## GOAL
Search the data for the string "interest" and extract every line where it appears.
* begin DATA FOR THE TASK *
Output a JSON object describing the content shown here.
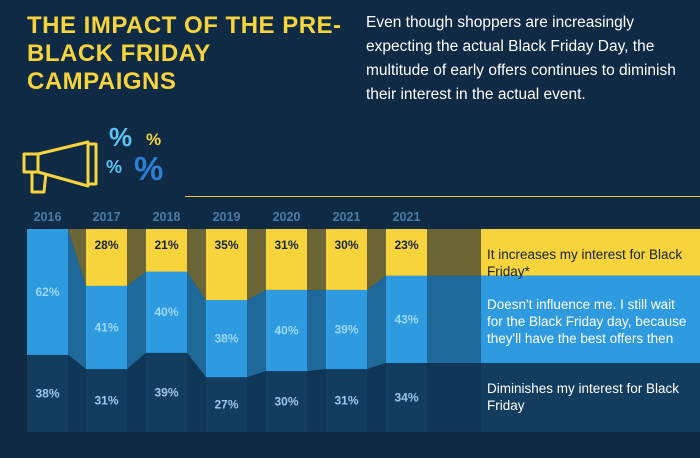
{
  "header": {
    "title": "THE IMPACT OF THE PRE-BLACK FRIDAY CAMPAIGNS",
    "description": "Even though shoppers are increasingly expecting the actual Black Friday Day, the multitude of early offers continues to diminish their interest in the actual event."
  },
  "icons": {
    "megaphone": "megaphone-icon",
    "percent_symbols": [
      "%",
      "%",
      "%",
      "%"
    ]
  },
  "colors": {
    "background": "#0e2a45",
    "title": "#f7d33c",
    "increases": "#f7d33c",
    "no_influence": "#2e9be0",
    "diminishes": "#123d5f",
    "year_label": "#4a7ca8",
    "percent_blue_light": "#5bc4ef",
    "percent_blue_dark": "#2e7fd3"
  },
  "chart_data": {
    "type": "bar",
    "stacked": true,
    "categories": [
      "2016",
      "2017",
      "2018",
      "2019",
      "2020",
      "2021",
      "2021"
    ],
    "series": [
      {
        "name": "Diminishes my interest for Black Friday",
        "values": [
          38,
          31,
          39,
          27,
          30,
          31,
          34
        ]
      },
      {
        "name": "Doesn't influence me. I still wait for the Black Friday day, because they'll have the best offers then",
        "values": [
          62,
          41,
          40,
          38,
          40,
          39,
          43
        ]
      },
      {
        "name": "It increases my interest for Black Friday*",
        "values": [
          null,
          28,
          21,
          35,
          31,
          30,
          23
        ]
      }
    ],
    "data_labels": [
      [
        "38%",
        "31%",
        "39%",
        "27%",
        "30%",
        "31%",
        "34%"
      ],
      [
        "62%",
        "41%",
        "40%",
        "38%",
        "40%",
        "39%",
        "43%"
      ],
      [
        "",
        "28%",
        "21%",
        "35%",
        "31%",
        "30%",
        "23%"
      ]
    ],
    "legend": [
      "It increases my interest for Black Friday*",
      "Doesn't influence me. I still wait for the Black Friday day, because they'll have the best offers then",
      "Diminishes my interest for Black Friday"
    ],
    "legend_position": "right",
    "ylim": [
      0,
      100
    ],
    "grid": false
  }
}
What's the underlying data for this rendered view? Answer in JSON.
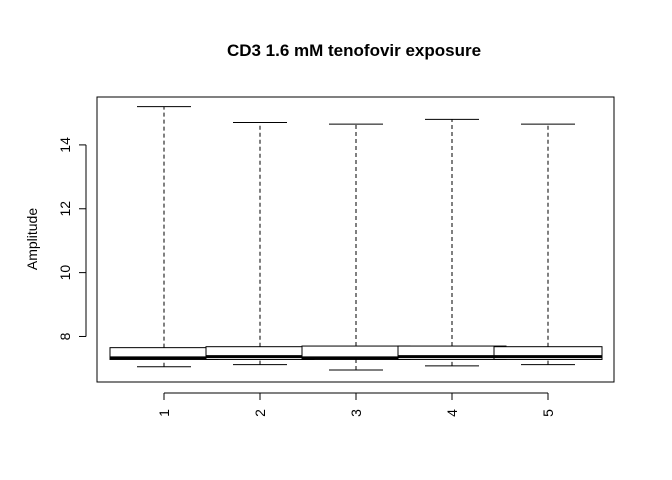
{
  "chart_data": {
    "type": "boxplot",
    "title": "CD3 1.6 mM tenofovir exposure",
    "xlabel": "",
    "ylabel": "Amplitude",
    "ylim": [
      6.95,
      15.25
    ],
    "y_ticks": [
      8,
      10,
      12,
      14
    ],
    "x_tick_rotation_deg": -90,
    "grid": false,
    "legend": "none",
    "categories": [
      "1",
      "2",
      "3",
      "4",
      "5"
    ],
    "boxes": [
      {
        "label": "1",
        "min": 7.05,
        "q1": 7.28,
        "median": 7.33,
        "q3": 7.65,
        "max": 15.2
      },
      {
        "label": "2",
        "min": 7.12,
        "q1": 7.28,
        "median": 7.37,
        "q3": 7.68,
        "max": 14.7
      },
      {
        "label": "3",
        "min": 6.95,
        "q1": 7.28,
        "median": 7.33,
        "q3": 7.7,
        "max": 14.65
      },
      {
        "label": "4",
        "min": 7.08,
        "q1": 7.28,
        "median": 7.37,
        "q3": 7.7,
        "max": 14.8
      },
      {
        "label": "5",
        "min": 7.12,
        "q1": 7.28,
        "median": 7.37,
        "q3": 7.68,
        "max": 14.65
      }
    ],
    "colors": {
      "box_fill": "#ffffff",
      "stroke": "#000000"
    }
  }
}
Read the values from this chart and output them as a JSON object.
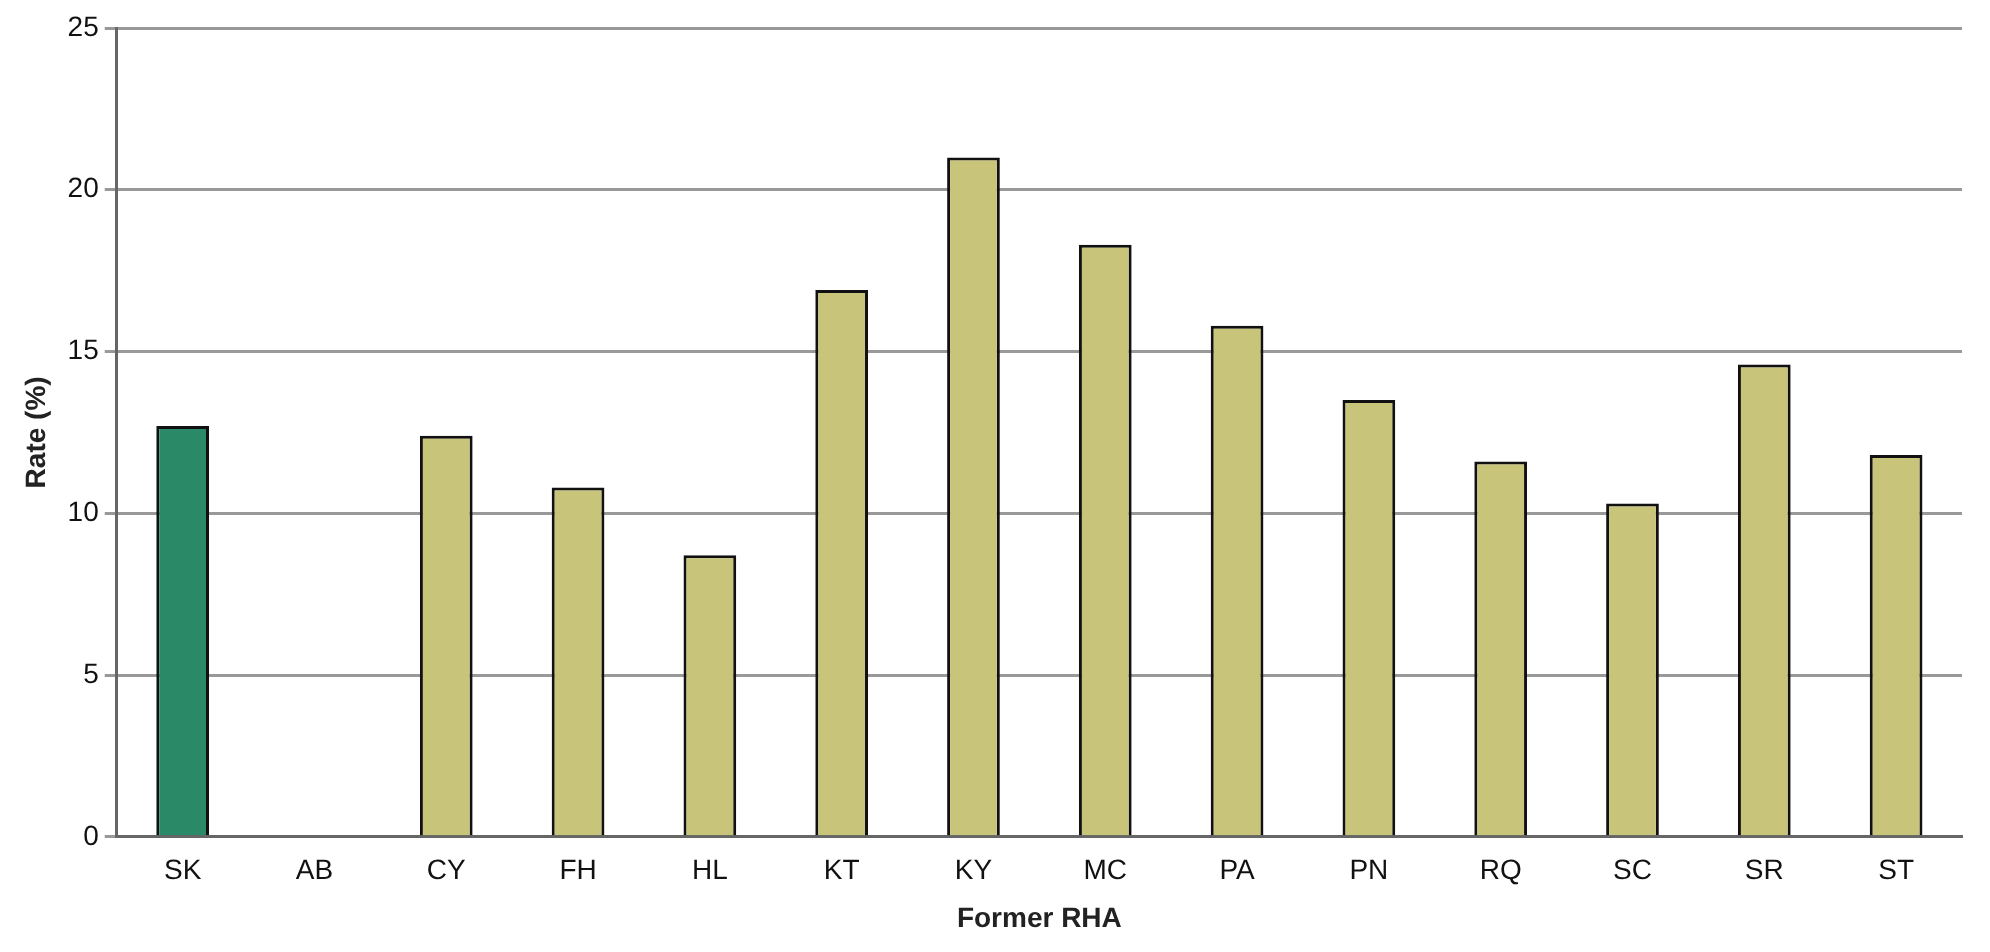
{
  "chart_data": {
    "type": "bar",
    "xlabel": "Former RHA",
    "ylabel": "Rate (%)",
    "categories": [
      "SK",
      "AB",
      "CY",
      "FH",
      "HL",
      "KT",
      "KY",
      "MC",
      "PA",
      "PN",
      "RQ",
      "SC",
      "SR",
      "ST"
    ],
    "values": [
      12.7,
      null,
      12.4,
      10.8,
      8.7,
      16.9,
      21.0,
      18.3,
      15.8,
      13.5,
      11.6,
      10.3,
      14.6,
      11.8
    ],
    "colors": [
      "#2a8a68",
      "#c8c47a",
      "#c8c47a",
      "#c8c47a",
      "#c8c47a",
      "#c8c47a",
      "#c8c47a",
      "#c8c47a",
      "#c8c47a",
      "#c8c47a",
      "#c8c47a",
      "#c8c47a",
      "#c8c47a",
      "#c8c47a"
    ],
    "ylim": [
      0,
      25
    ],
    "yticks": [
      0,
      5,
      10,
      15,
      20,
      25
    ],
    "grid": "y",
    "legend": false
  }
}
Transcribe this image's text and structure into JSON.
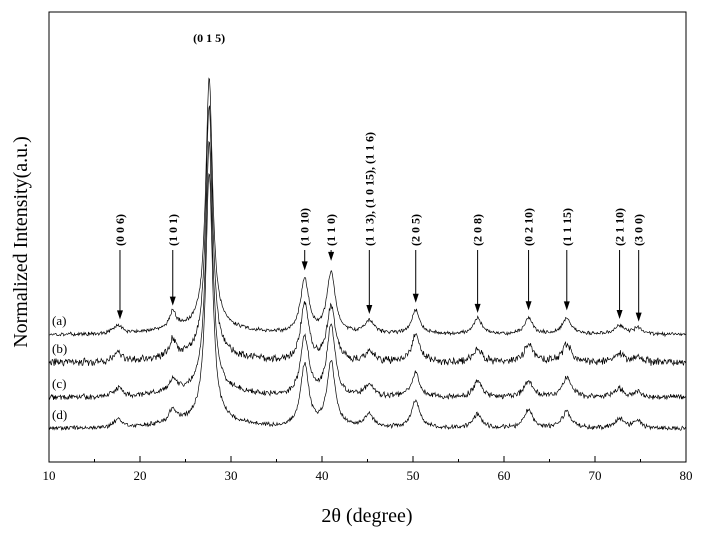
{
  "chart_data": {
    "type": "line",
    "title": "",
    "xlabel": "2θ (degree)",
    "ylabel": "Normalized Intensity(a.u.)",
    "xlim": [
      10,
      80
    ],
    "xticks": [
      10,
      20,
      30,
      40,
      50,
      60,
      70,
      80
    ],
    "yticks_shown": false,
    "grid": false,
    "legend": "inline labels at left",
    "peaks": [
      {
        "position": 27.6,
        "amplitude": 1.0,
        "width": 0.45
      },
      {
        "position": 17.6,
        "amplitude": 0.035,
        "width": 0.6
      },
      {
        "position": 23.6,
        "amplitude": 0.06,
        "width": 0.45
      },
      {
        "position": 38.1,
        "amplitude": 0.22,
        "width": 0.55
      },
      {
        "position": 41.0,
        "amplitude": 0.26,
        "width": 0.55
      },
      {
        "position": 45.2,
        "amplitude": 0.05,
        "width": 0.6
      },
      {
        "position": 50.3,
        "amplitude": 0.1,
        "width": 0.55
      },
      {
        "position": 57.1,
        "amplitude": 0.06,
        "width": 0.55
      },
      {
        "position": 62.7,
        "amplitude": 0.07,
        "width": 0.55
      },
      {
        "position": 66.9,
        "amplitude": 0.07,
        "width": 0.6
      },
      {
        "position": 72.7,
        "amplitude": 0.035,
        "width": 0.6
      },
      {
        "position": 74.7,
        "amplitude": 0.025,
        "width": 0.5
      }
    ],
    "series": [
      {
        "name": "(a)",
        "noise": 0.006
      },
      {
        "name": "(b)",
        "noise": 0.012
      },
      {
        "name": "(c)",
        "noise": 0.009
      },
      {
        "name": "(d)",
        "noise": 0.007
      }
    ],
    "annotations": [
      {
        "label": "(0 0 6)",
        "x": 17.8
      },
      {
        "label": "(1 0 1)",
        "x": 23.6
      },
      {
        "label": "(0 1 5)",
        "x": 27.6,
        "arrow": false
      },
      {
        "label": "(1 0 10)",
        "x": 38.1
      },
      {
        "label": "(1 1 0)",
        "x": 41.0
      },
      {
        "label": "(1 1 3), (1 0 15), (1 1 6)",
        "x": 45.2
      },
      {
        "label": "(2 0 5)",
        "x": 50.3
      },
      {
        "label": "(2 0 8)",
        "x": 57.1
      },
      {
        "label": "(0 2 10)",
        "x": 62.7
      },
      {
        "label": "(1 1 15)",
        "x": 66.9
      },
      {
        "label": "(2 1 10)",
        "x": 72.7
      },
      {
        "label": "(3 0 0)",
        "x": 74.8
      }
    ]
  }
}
* end DATA FOR THE TASK *
## RESPONSE TO THE TASK
    "description": "Even though shoppers are increasingly expecting the actual Black Friday Day, the multitude of early offers continues to diminish their interest in the actual event."
        "name": "Diminishes my interest for Black Friday",
        "name": "It increases my interest for Black Friday*",
      "It increases my interest for Black Friday*",
      "Diminishes my interest for Black Friday"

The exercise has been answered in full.